Please transcribe these lines word for word, beginning with the line that contains "tab-cad-tree[interactable]: CAD Tree: [114, 228, 160, 242]" and going on through the line that contains "more-indicator[interactable]: >>: [220, 195, 234, 204]", including both.
-- Start Data provided --
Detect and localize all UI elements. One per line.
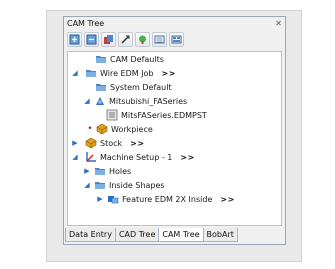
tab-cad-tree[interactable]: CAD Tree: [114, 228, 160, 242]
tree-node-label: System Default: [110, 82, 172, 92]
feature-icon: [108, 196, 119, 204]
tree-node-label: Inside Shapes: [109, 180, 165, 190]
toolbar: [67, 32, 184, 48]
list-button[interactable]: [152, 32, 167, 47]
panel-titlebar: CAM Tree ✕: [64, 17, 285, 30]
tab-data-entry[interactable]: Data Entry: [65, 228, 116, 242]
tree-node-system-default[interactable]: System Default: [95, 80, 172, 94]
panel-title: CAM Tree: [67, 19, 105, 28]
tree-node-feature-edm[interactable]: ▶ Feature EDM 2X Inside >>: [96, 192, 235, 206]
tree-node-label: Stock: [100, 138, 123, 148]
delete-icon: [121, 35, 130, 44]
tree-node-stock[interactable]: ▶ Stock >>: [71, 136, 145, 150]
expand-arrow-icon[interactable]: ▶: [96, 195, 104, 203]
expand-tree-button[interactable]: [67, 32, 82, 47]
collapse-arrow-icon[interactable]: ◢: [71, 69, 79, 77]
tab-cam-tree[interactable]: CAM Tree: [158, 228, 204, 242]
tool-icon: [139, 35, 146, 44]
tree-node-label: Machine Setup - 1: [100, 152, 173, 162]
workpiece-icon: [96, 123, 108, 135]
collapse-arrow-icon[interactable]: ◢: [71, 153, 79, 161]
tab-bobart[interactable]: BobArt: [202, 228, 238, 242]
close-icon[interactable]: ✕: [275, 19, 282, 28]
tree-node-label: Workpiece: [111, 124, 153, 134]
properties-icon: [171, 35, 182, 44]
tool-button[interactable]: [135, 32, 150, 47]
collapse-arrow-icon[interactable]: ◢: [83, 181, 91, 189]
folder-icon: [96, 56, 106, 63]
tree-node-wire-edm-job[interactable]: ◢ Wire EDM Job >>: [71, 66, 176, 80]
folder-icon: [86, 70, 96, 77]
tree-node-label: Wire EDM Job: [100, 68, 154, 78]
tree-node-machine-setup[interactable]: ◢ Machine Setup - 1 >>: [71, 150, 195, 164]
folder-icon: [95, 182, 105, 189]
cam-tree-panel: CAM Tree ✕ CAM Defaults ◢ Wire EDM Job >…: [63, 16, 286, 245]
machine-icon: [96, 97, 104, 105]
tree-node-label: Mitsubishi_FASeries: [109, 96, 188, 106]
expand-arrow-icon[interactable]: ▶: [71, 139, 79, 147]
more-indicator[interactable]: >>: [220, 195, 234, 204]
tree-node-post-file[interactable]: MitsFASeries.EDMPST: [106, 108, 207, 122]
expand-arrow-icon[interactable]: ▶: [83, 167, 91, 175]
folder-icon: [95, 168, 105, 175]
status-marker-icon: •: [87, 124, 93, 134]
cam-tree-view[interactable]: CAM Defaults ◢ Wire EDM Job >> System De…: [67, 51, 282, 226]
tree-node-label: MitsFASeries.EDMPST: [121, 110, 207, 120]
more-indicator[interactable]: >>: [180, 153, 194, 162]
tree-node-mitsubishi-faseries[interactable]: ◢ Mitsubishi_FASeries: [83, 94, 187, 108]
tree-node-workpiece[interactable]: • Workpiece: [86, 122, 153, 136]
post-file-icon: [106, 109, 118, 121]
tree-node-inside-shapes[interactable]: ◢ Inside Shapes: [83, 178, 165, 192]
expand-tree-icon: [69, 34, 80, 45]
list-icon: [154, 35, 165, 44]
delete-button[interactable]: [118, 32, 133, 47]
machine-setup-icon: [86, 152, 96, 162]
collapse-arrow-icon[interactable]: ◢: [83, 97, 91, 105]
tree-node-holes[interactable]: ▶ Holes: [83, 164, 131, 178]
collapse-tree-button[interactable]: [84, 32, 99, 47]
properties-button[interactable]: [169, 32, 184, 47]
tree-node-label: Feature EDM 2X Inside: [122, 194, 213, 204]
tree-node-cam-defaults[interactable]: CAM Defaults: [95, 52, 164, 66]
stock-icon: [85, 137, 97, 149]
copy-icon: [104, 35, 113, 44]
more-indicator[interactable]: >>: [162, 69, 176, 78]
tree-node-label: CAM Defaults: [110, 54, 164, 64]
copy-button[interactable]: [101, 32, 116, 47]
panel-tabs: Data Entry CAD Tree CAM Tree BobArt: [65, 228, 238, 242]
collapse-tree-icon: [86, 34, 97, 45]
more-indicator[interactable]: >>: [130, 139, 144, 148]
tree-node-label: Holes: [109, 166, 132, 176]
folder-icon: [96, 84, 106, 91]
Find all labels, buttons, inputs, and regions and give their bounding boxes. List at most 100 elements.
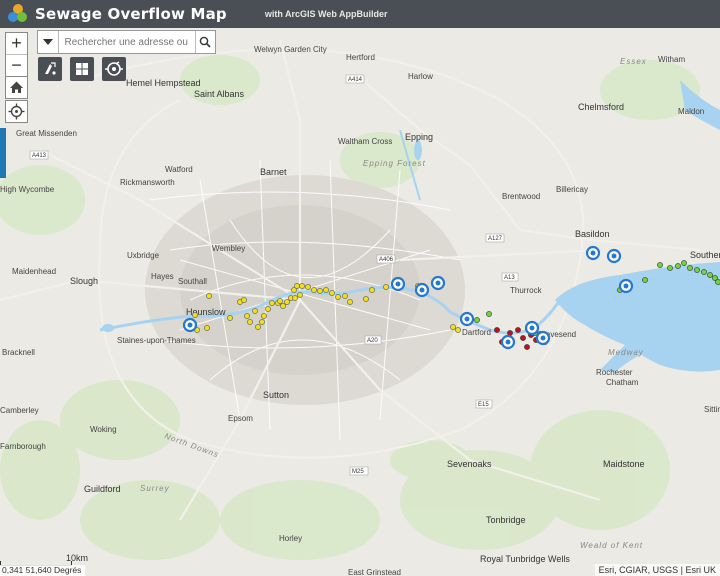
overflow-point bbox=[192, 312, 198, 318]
-- End Data provided --
▸ **Response to the task**
tab-cad-tree[interactable]: CAD Tree: [114, 228, 160, 242]
tree-node-label: System Default: [110, 82, 172, 92]
feature-icon: [108, 196, 119, 204]
tree-node-label: Inside Shapes: [109, 180, 165, 190]
toolbar: [67, 32, 184, 48]
list-button[interactable]: [152, 32, 167, 47]
panel-titlebar: CAM Tree ✕: [64, 17, 285, 30]
tab-data-entry[interactable]: Data Entry: [65, 228, 116, 242]
tree-node-system-default[interactable]: System Default: [95, 80, 172, 94]
panel-title: CAM Tree: [67, 19, 105, 28]
tree-node-feature-edm[interactable]: ▶ Feature EDM 2X Inside >>: [96, 192, 235, 206]
tree-node-label: Stock: [100, 138, 123, 148]
delete-icon: [121, 35, 130, 44]
tree-node-stock[interactable]: ▶ Stock >>: [71, 136, 145, 150]
expand-arrow-icon[interactable]: ▶: [96, 195, 104, 203]
expand-tree-button[interactable]: [67, 32, 82, 47]
collapse-arrow-icon[interactable]: ◢: [71, 69, 79, 77]
tab-cam-tree[interactable]: CAM Tree: [158, 228, 204, 242]
tool-icon: [139, 35, 146, 44]
tree-node-label: Machine Setup - 1: [100, 152, 173, 162]
workpiece-icon: [96, 123, 108, 135]
collapse-arrow-icon[interactable]: ◢: [71, 153, 79, 161]
tab-bobart[interactable]: BobArt: [202, 228, 238, 242]
close-icon[interactable]: ✕: [275, 19, 282, 28]
tree-node-label: Workpiece: [111, 124, 153, 134]
properties-icon: [171, 35, 182, 44]
tool-button[interactable]: [135, 32, 150, 47]
collapse-arrow-icon[interactable]: ◢: [83, 181, 91, 189]
folder-icon: [96, 56, 106, 63]
tree-node-wire-edm-job[interactable]: ◢ Wire EDM Job >>: [71, 66, 176, 80]
folder-icon: [86, 70, 96, 77]
tree-node-label: Wire EDM Job: [100, 68, 154, 78]
tree-node-machine-setup[interactable]: ◢ Machine Setup - 1 >>: [71, 150, 195, 164]
folder-icon: [95, 182, 105, 189]
cam-tree-panel: CAM Tree ✕ CAM Defaults ◢ Wire EDM Job >…: [63, 16, 286, 245]
machine-icon: [96, 97, 104, 105]
tree-node-label: Mitsubishi_FASeries: [109, 96, 188, 106]
expand-arrow-icon[interactable]: ▶: [71, 139, 79, 147]
more-indicator[interactable]: >>: [220, 195, 234, 204]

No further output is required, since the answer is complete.